━━━━━ Extracted information ━━━━━

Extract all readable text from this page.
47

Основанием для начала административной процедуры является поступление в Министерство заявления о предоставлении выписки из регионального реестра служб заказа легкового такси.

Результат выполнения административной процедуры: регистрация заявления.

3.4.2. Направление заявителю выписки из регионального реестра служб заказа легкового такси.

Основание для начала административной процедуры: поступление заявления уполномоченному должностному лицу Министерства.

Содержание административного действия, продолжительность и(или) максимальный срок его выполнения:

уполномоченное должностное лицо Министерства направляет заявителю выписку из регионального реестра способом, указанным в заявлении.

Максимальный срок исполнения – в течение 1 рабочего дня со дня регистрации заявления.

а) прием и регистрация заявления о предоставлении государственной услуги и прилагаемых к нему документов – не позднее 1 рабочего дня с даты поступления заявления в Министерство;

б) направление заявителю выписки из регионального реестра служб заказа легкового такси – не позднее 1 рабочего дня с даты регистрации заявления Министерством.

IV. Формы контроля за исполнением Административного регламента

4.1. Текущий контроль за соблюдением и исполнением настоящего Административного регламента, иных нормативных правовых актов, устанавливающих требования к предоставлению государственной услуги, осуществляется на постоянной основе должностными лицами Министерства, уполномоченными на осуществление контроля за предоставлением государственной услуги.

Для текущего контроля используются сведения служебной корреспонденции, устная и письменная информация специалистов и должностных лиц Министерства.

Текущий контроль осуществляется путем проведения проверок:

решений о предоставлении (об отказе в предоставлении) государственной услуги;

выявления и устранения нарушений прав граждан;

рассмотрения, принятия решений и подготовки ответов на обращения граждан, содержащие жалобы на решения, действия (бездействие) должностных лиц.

━━━━━
━━━━━ Extracted information ━━━━━

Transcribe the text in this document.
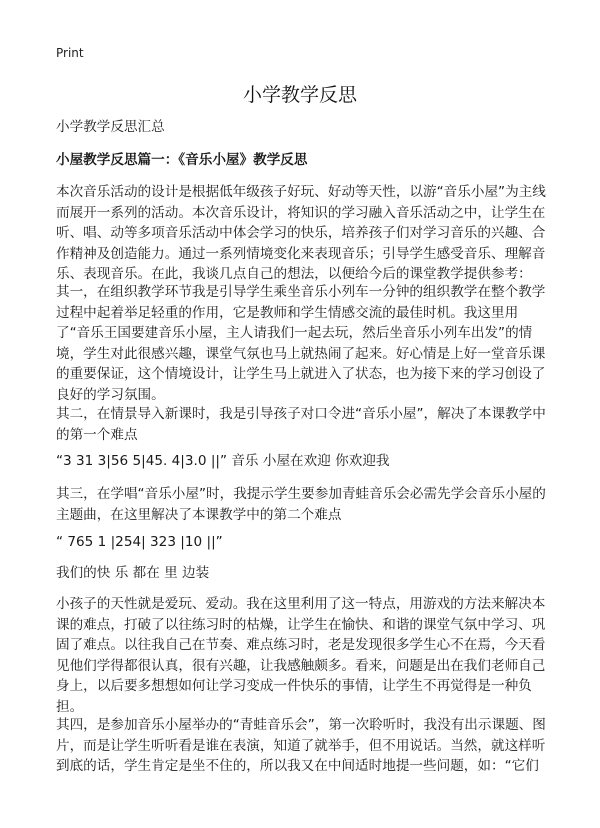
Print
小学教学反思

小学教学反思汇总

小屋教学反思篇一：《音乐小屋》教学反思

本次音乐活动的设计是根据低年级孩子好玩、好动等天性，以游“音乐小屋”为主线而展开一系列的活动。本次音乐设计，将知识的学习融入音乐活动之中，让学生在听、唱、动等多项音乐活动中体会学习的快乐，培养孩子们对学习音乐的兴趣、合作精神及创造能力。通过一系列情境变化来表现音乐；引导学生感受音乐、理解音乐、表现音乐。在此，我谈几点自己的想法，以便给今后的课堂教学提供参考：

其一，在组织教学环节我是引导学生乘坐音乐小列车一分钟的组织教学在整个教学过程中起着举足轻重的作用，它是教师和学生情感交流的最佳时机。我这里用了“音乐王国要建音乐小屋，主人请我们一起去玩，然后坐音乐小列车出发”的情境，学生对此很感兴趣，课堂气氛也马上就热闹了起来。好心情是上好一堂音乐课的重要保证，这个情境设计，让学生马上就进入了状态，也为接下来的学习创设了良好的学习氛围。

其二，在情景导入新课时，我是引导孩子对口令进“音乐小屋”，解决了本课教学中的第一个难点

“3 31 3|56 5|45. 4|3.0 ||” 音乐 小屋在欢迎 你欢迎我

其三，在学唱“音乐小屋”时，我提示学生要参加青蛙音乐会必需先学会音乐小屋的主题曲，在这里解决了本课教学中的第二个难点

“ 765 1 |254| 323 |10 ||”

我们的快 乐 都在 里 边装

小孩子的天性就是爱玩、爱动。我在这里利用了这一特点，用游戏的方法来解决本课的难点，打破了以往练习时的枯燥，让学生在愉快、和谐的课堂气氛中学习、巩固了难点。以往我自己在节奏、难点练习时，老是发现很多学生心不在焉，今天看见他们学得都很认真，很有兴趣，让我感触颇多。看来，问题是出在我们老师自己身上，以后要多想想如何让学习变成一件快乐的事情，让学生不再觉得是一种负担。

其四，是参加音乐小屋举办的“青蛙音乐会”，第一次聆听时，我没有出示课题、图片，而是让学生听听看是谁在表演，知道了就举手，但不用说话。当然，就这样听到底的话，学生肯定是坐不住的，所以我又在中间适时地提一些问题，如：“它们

━━━━━

**The problem**
Work out how many lines in the records above contain the word "осуществляется", and reply with that number alone.

**Finished task**
2